**WHAT IS REQUIRED**
Scan the records for the word "title". Copy each line that includes it.

[Stored entries]
──────────────────────────────
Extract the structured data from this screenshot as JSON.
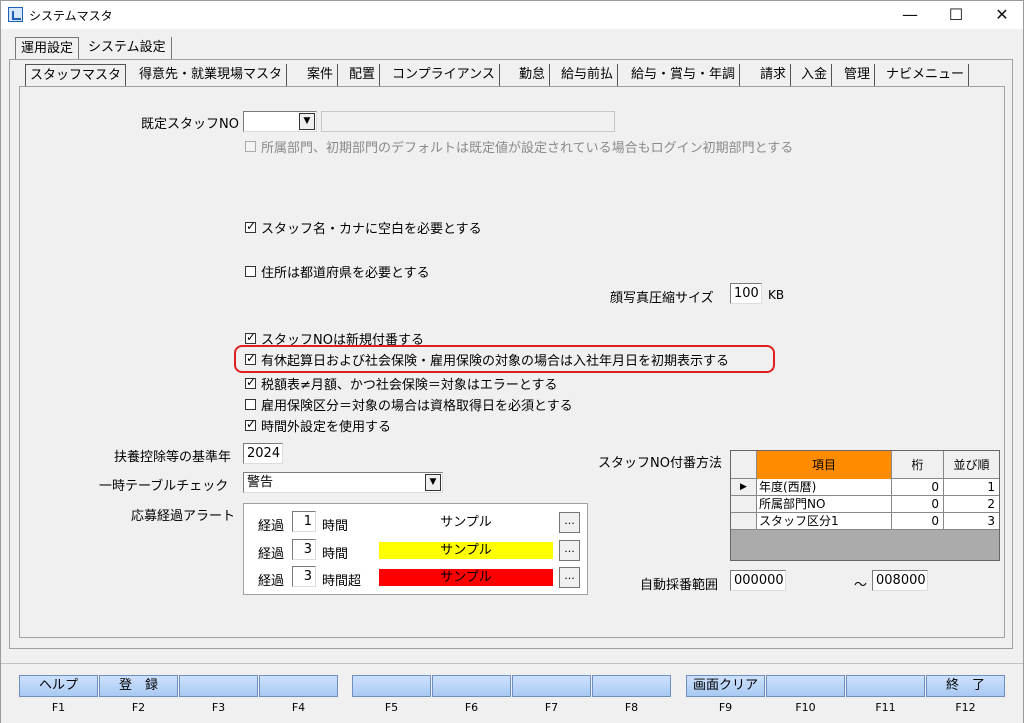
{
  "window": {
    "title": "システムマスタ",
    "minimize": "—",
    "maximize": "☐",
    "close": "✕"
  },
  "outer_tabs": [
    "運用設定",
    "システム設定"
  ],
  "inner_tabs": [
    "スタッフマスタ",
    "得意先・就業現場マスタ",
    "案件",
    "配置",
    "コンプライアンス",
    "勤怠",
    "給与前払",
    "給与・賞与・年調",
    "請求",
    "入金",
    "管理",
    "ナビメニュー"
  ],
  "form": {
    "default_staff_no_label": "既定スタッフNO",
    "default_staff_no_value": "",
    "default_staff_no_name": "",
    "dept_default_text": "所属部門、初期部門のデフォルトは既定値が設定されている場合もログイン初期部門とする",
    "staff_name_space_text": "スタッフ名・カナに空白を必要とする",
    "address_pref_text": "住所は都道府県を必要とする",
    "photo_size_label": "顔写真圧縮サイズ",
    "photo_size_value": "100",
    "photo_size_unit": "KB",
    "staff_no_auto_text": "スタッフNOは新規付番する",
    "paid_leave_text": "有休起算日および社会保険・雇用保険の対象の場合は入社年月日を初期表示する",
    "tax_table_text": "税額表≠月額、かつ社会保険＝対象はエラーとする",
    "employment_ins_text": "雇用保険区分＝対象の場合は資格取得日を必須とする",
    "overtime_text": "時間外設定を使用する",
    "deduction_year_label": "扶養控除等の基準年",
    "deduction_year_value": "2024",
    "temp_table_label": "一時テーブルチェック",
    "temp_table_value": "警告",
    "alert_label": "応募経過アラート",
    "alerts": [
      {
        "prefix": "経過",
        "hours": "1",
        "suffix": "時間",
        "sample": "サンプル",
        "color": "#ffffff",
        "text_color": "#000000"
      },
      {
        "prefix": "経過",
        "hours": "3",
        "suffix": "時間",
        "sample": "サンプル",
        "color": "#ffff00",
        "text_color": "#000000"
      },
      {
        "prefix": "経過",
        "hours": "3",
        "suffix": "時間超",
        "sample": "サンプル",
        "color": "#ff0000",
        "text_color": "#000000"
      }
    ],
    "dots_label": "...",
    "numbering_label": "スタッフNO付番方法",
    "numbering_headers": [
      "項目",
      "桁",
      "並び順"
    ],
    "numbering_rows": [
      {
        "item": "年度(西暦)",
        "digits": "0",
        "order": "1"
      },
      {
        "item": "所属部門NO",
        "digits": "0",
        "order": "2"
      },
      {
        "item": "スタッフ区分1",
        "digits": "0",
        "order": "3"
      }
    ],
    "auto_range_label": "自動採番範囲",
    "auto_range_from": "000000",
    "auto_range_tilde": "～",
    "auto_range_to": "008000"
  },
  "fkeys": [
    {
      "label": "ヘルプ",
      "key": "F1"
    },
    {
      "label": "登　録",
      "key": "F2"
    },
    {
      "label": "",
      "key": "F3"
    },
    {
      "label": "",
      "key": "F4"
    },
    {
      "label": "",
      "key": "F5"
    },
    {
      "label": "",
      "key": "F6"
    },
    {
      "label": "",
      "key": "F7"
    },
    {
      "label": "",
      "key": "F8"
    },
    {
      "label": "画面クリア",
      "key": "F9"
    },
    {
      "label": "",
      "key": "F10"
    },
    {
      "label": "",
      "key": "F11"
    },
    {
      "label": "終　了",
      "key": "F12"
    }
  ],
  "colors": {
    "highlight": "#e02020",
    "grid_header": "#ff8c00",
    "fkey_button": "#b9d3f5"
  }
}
──────────────────────────────
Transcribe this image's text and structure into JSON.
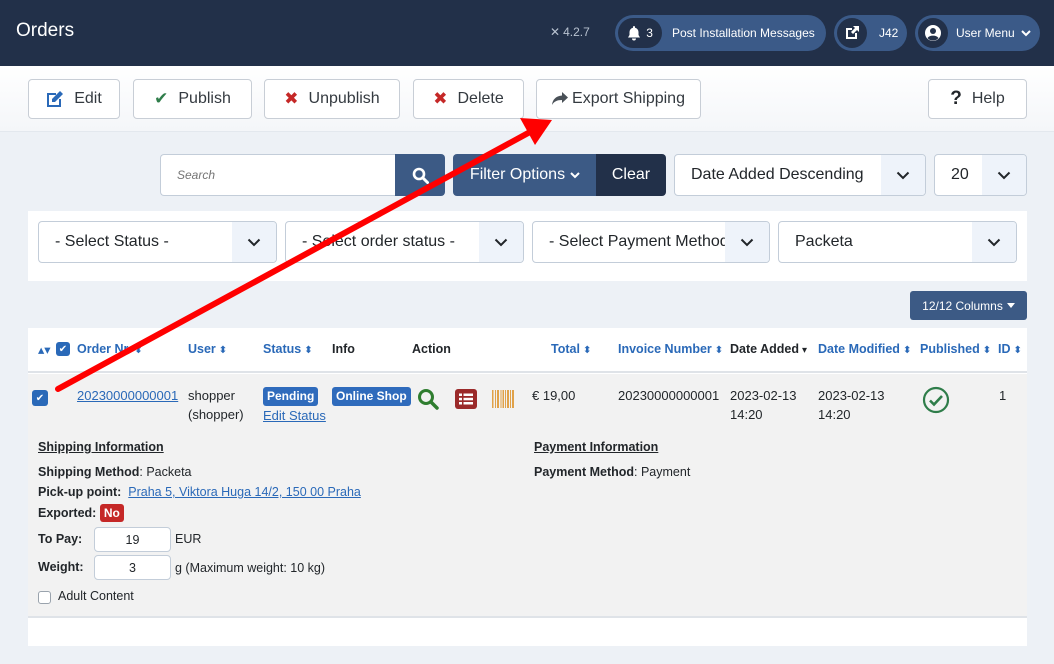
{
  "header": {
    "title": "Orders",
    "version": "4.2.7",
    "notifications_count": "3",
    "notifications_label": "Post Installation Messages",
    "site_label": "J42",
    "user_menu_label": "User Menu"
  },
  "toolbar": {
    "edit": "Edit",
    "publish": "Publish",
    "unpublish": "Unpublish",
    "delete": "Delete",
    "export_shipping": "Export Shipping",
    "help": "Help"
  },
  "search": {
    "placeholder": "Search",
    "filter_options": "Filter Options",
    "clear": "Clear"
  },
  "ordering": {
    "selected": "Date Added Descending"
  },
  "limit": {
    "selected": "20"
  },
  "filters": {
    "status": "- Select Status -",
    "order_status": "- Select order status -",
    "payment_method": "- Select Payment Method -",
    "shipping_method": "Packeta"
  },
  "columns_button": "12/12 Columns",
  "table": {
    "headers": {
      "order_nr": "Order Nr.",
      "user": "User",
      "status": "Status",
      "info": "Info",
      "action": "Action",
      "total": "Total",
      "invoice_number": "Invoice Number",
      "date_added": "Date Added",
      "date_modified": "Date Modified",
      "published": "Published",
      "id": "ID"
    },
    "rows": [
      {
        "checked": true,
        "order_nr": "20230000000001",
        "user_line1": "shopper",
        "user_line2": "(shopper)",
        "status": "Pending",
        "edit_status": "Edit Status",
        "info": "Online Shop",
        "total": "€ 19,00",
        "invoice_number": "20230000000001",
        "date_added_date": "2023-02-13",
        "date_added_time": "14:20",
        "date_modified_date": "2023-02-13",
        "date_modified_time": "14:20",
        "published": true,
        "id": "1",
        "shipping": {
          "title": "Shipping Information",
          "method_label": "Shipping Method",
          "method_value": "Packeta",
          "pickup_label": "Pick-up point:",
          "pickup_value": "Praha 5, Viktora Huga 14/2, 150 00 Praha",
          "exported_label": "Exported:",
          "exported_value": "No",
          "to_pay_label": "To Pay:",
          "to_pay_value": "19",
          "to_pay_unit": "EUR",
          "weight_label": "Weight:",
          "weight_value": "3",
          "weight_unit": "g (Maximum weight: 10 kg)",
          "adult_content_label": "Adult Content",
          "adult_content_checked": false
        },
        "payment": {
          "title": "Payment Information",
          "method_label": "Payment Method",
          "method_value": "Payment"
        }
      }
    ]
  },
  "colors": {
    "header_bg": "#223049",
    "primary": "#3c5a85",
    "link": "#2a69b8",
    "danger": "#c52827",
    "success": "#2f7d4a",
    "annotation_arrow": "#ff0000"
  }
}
──────────────────────────────
**ANSWER TO THIS TASK**
    "title": "システムマスタ",
    "title": "Orders",
          "title": "Shipping Information",
          "title": "Payment Information",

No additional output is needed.